* [INSTRUCTIONS TO FOLLOW]: Report every line in the records below that holds the word "muenchen".

* [SUPPLIED MATERIAL]:
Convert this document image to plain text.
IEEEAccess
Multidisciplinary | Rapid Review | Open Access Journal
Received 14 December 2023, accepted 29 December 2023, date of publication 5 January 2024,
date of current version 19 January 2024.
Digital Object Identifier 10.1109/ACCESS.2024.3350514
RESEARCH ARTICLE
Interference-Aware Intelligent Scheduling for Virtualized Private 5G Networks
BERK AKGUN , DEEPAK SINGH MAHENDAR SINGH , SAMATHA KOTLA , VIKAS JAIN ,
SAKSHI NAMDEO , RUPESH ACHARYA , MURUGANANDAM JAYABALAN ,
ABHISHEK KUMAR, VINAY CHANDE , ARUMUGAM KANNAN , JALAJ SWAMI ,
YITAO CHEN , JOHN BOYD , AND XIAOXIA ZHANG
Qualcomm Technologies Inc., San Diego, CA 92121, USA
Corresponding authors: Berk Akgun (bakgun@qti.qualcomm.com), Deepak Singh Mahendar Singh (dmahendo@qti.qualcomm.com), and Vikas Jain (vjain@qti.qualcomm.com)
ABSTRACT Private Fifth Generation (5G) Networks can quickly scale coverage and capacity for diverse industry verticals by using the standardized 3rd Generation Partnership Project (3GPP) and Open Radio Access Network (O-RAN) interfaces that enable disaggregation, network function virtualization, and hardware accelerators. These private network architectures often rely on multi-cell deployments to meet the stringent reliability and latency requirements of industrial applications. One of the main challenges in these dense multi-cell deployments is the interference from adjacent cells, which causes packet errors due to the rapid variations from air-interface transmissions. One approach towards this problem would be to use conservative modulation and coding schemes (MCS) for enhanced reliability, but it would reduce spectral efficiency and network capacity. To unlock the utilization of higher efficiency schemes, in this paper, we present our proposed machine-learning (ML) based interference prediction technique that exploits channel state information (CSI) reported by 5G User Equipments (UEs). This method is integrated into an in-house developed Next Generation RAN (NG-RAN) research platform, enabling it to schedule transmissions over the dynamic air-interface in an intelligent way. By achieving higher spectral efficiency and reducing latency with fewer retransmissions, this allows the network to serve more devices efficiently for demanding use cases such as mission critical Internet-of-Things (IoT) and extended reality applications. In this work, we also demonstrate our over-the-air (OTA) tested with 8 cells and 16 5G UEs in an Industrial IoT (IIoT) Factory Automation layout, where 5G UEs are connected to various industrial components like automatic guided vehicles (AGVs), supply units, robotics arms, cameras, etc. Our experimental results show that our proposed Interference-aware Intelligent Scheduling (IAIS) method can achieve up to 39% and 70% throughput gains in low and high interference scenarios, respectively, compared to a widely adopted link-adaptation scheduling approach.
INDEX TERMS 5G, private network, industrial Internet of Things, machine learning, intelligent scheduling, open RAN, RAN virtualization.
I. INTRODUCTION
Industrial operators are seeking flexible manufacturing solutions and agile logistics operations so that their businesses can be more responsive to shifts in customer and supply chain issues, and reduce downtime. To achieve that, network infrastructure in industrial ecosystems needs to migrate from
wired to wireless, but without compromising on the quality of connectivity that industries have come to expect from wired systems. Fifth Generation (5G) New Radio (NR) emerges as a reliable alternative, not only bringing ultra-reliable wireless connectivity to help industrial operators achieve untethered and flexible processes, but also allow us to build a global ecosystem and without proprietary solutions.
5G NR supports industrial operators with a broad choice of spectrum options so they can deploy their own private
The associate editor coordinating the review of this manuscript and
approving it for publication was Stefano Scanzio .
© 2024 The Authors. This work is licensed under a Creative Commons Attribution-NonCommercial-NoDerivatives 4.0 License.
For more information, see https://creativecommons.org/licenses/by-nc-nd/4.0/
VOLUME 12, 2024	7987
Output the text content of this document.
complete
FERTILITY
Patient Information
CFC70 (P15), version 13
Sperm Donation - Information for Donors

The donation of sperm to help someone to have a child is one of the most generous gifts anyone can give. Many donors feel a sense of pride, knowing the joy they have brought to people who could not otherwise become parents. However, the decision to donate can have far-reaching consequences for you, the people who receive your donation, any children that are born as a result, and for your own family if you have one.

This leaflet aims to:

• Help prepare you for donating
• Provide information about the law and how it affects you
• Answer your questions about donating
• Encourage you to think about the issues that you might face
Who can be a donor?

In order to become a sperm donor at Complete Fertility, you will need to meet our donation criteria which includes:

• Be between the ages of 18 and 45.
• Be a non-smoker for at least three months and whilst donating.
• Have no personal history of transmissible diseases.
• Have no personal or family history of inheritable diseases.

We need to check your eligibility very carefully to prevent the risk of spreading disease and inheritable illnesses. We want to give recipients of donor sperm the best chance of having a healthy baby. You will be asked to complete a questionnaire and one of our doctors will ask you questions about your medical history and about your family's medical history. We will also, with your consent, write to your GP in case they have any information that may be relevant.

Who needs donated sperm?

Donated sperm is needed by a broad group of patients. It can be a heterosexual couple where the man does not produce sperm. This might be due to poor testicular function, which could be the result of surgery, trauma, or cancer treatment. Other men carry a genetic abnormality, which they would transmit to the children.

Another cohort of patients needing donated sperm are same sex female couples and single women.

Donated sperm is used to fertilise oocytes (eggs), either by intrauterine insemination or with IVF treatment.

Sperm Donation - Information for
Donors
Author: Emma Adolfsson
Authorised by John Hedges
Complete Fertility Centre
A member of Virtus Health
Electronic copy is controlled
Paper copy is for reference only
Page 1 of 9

* * *

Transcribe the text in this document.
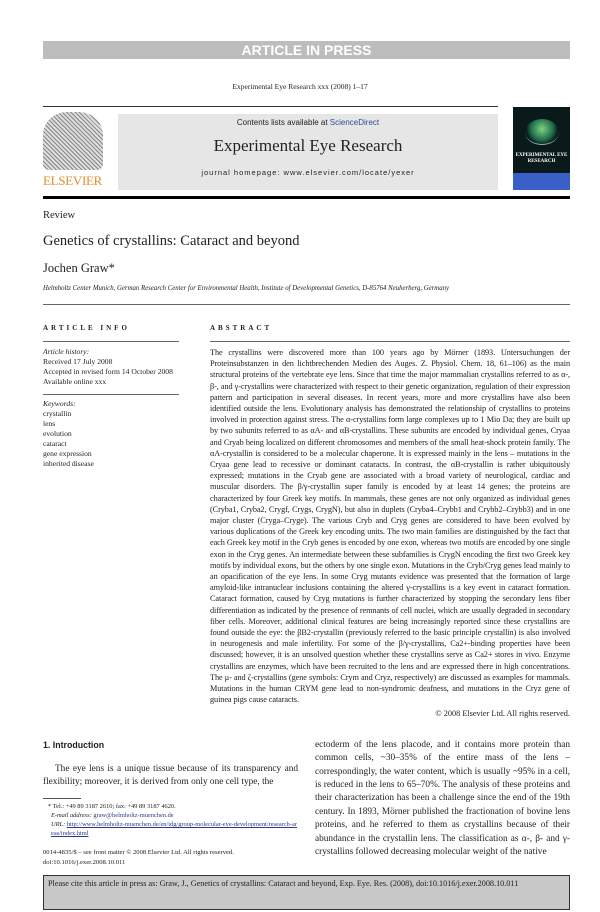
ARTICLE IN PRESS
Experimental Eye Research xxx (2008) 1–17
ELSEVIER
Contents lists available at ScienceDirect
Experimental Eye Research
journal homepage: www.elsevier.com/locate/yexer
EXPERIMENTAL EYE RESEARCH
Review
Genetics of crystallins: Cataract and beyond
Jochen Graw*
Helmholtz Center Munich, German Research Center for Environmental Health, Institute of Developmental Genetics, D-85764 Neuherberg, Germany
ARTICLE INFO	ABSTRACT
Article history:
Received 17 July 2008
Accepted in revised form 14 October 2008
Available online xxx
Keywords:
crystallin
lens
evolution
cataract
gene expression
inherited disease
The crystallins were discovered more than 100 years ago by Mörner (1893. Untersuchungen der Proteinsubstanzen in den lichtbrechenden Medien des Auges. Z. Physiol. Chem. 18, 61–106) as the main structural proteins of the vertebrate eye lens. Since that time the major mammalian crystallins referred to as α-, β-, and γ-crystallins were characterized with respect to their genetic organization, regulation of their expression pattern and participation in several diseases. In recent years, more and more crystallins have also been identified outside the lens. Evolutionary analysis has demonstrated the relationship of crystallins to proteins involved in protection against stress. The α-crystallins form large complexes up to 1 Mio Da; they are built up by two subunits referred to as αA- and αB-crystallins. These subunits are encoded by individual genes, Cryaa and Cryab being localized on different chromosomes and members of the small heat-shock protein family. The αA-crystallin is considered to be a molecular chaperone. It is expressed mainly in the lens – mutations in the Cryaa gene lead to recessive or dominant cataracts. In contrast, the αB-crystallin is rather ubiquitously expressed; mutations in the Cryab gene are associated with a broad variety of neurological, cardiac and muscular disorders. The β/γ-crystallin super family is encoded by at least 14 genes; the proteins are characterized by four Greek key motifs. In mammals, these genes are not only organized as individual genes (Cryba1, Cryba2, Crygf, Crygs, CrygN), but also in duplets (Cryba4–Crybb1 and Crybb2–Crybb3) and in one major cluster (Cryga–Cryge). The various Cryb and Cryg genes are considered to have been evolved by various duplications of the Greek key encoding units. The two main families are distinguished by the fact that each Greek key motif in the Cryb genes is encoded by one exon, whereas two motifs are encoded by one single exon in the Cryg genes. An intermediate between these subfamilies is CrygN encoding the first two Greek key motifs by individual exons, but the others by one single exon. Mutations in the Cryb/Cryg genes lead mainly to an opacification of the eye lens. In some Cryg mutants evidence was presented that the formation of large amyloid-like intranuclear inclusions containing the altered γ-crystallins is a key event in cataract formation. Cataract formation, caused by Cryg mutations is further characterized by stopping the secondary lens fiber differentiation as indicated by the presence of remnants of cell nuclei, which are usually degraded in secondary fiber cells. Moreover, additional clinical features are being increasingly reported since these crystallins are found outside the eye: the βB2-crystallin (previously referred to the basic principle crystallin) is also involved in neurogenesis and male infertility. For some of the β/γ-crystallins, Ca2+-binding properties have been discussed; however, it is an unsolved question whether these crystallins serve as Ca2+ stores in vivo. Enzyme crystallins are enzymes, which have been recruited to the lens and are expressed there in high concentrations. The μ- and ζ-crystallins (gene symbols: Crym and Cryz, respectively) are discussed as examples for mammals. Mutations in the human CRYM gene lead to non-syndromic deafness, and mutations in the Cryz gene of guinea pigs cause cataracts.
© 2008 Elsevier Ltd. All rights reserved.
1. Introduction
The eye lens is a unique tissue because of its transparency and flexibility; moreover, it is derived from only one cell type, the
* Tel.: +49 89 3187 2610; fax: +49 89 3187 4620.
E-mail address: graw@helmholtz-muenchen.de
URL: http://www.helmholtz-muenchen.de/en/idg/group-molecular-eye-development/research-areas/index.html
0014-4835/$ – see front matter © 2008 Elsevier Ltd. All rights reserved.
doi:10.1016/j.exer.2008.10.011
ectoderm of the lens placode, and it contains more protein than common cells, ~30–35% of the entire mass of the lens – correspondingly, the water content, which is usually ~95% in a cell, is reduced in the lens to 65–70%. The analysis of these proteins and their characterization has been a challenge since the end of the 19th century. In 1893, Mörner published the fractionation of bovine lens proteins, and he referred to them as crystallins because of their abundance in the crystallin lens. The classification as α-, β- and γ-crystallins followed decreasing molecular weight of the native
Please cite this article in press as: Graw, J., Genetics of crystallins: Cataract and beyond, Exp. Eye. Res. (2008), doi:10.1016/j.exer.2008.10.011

* [FINISHED EXERCISE]:
E-mail address: graw@helmholtz-muenchen.de
URL: http://www.helmholtz-muenchen.de/en/idg/group-molecular-eye-development/research-areas/index.html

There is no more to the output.